**** Material to process ****

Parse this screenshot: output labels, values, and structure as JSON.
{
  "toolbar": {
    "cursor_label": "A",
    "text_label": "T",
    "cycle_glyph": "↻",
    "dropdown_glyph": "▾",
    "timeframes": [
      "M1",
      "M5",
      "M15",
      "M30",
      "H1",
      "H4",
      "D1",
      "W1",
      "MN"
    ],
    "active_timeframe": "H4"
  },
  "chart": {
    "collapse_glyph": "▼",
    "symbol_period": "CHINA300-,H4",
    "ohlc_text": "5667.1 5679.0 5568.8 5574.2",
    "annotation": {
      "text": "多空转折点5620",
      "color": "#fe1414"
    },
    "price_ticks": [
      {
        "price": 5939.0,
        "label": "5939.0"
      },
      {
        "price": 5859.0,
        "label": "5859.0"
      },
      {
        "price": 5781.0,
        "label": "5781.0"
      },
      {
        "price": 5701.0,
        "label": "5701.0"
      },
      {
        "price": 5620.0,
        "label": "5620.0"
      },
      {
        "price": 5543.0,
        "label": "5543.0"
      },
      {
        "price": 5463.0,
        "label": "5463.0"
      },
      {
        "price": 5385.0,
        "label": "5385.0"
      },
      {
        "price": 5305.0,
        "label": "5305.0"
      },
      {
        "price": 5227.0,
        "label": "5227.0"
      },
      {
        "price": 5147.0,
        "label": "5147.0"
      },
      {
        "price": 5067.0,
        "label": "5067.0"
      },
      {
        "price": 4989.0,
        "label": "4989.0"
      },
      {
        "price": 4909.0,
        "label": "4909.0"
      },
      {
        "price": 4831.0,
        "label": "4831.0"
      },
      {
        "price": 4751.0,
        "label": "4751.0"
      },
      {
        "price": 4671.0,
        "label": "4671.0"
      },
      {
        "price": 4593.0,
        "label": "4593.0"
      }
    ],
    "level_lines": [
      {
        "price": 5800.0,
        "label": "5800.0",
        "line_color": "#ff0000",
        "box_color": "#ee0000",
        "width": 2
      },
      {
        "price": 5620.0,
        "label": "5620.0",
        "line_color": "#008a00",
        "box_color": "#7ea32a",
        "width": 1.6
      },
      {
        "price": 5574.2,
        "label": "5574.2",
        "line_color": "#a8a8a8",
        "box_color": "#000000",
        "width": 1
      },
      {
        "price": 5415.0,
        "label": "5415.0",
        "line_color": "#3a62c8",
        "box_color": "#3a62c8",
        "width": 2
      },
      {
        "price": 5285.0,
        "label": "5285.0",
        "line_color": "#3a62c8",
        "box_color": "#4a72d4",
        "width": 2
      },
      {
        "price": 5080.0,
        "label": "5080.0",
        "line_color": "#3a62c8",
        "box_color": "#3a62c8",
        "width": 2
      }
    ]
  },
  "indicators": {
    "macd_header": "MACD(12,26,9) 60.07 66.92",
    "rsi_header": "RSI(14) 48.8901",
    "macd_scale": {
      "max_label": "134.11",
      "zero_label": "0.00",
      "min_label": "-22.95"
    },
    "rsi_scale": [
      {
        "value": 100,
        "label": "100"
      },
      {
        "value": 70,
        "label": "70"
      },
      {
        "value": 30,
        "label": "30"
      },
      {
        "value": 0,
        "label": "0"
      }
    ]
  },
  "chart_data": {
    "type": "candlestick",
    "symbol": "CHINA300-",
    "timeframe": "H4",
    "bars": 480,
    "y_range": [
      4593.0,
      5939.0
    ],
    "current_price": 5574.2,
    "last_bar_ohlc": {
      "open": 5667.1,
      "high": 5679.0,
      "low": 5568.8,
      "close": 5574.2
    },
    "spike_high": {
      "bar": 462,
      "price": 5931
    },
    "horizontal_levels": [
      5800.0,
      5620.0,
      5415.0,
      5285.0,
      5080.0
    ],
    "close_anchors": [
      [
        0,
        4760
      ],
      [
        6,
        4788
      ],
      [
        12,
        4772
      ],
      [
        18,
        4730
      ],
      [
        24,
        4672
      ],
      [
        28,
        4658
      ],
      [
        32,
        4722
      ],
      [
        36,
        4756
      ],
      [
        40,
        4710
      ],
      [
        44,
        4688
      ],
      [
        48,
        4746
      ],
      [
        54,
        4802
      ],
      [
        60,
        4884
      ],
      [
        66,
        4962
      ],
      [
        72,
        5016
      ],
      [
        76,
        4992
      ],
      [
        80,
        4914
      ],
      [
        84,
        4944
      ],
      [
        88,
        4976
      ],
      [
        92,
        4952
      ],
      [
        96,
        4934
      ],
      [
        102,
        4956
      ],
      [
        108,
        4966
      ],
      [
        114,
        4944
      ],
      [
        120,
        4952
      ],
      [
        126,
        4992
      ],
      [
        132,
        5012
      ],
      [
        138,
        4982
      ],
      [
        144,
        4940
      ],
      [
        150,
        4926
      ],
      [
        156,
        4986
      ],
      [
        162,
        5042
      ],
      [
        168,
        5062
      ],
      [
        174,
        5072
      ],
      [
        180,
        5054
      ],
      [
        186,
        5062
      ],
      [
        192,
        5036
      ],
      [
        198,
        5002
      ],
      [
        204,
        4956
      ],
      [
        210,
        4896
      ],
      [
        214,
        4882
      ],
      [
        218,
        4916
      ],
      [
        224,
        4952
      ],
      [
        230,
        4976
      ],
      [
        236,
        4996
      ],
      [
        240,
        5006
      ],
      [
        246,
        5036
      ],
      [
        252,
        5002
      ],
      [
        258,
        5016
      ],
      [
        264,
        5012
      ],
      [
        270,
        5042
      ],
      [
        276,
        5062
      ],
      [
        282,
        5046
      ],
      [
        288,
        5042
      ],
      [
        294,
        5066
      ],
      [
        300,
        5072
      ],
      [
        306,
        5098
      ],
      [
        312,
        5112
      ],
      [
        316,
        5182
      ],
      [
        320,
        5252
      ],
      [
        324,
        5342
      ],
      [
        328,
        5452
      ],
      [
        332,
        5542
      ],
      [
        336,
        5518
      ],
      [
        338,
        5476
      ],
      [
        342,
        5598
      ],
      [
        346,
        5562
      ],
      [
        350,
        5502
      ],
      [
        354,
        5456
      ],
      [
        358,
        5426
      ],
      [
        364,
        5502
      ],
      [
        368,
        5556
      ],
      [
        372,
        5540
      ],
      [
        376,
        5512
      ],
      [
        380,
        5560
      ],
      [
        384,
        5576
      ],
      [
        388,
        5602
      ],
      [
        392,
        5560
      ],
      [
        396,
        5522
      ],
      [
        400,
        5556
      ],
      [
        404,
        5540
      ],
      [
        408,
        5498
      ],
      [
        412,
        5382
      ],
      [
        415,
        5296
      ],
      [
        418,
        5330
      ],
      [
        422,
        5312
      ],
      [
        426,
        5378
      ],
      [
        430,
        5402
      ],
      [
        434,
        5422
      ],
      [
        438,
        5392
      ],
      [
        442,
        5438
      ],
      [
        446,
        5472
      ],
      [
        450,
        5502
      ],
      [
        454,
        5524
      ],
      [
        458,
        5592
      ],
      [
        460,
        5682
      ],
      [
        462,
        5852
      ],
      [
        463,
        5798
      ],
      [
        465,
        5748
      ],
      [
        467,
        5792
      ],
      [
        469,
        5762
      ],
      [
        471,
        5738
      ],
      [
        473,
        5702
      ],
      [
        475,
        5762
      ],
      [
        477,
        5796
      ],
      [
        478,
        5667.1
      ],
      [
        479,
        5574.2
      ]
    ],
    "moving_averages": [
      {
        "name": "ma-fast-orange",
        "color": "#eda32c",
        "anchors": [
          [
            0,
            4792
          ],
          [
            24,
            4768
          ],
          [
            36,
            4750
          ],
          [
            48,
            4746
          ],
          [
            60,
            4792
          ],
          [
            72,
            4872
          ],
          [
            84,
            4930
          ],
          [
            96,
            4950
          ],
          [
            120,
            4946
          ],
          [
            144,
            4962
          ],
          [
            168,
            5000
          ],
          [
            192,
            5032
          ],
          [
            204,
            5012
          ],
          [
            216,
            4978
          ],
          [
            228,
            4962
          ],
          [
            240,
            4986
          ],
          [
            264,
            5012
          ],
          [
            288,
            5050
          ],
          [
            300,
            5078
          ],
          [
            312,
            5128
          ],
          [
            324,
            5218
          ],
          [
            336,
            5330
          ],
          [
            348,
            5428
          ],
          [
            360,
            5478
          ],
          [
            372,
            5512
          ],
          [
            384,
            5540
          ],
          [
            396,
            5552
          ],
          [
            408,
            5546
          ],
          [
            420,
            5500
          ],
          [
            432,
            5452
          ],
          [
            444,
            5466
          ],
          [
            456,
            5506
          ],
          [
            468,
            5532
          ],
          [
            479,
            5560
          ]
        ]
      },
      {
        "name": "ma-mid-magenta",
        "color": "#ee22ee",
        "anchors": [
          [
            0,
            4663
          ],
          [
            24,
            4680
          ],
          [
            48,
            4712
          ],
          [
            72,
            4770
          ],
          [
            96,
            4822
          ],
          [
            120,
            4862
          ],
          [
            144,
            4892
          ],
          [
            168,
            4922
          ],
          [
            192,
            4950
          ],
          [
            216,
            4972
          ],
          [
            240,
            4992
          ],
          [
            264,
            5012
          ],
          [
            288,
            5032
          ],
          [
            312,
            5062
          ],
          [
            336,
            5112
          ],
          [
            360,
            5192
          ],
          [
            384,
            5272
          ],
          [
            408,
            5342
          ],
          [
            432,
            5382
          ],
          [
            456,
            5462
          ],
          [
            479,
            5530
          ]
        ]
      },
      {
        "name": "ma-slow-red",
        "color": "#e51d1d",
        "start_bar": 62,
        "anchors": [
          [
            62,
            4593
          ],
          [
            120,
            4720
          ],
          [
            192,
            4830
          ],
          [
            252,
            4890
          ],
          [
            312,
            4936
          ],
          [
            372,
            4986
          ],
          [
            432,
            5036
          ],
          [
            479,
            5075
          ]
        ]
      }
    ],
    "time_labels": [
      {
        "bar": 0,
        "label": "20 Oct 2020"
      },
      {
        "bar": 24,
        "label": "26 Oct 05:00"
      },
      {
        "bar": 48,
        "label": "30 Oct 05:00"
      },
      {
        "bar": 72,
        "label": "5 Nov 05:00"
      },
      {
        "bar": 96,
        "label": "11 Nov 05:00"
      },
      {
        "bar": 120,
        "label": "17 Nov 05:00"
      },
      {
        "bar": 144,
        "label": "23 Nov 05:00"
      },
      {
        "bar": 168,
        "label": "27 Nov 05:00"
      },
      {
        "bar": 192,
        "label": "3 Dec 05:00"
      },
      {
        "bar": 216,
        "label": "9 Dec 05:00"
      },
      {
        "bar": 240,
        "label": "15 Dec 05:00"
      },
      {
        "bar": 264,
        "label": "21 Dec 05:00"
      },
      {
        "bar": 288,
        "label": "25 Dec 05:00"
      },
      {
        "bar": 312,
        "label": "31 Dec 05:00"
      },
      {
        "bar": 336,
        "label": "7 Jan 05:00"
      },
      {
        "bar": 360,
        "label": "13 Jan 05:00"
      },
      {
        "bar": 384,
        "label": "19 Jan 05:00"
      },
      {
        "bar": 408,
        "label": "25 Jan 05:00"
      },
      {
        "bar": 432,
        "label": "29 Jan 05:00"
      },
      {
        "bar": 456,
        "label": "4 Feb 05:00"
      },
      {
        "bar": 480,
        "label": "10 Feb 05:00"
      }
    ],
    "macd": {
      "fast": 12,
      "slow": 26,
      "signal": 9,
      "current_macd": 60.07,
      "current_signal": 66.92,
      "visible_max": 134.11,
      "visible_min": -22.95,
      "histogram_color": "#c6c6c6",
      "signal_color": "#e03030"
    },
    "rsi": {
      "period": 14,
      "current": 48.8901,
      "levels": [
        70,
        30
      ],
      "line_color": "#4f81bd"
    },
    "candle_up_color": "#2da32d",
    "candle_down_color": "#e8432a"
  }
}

****

Across the entries, how many lines contain "name"? Reply with the number only.

Solution to this task:
3